• Consigne de l'exercice 1
D'après le passage sur la mission confiée au privé, qui confie cette mission au privé ?

═══ Passage du texte

La mission sera donc confiée au privé, c'est entendu. Mais c'est la collectivité qui le lui confie. Et collectivité, n'est-ce pas un autre nom pour public ? L'inefficace et l'horreur politique va donner la chose au privé, ou en tout cas elle le devrait assurément, mais n'y a t'il pas le risque qu'il y ait contamination avant que l'efficacité et le rationnel aient enfin à opérer ? Il se pourrait bien que oui, mince alors ! C'est qu'on élimine pas le diable comme ça, argh. Mais bon, c'est le réel, et le privée rayonnera probablement tellement qu'il écrasera les quelques disconvenues au bien commun provoquées par son désagréable commanditaire, ou au moins on peut l'espérer.

══════

• Consigne de l'exercice 2
Reproduisez à l'identique les lignes des enregistrements depuis leur début jusqu'à la ligne contenant « author-field[interactable]: Sidney E. », celle-ci comprise.

═══ Enregistrements de données

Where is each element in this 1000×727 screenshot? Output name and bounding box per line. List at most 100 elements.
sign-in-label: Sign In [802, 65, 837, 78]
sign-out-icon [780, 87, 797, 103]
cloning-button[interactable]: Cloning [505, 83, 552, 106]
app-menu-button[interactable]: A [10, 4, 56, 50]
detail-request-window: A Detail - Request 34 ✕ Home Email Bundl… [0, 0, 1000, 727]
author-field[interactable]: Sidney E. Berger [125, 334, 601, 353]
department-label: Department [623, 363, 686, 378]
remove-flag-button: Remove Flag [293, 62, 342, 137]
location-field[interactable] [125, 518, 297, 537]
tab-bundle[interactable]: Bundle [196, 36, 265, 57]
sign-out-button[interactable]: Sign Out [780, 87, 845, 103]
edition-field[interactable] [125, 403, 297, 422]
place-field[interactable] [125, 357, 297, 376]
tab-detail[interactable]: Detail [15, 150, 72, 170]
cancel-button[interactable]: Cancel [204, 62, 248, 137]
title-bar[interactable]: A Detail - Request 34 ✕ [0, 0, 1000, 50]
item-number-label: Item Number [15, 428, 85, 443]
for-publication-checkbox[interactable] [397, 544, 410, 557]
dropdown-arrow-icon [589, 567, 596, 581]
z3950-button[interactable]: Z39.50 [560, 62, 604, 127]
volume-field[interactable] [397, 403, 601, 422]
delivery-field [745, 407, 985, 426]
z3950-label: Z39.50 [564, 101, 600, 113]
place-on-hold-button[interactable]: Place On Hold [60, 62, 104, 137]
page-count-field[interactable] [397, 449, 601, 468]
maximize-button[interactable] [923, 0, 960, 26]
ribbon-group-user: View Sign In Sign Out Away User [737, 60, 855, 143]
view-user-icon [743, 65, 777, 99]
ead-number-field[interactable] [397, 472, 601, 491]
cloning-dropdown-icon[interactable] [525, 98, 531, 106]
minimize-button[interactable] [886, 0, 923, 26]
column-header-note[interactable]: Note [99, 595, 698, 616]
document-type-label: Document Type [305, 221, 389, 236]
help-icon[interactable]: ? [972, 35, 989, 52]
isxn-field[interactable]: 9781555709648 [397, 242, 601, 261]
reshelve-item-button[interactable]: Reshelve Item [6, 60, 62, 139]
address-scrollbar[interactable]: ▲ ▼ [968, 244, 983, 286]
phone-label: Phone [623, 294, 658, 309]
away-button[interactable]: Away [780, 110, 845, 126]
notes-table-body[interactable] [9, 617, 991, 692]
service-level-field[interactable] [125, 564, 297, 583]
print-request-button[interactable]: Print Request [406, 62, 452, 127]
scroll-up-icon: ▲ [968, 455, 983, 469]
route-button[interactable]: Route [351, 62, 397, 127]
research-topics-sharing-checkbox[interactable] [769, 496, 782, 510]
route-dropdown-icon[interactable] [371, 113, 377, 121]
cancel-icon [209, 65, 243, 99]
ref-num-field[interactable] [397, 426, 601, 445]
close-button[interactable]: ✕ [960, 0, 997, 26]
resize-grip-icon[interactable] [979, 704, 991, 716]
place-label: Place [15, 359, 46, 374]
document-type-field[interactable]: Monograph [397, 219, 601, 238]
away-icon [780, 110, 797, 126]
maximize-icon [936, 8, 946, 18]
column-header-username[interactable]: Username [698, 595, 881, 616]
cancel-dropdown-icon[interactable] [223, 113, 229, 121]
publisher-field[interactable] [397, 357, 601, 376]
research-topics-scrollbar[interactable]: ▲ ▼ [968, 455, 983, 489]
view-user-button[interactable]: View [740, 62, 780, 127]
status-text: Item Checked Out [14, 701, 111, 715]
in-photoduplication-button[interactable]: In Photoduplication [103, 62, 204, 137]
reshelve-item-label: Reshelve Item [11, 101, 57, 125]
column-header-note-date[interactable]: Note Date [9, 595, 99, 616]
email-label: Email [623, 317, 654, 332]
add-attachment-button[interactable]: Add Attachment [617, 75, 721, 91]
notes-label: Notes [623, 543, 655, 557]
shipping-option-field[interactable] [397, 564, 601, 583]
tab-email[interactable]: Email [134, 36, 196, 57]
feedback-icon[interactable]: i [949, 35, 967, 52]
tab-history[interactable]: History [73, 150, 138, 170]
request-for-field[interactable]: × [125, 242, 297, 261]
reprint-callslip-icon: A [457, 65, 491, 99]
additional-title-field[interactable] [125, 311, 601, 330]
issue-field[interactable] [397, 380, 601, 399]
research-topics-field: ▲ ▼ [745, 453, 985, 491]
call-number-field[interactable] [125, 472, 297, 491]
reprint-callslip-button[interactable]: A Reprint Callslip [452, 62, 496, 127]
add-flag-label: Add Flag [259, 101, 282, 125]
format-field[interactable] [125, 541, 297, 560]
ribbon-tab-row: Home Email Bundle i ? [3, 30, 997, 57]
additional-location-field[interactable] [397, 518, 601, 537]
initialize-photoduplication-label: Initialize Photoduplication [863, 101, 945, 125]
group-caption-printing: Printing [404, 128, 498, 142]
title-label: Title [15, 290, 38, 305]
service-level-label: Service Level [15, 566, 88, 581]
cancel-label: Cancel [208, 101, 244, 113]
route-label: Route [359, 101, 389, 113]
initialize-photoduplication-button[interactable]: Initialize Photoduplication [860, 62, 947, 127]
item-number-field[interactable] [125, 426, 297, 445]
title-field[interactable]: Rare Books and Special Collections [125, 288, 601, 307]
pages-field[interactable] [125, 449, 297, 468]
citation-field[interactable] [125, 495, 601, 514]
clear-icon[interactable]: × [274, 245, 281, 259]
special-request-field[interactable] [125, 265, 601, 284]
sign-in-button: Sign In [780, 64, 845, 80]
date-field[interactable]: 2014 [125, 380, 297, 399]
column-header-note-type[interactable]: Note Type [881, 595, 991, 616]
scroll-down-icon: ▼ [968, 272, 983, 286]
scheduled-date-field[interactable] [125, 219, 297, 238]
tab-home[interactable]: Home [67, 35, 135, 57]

══════

• Bonne réponse 1
C'est la collectivité qui la lui confie.

• Bonne réponse 2
Where is each element in this 1000×727 screenshot? Output name and bounding box per line. List at most 100 elements.
sign-in-label: Sign In [802, 65, 837, 78]
sign-out-icon [780, 87, 797, 103]
cloning-button[interactable]: Cloning [505, 83, 552, 106]
app-menu-button[interactable]: A [10, 4, 56, 50]
detail-request-window: A Detail - Request 34 ✕ Home Email Bundl… [0, 0, 1000, 727]
author-field[interactable]: Sidney E. Berger [125, 334, 601, 353]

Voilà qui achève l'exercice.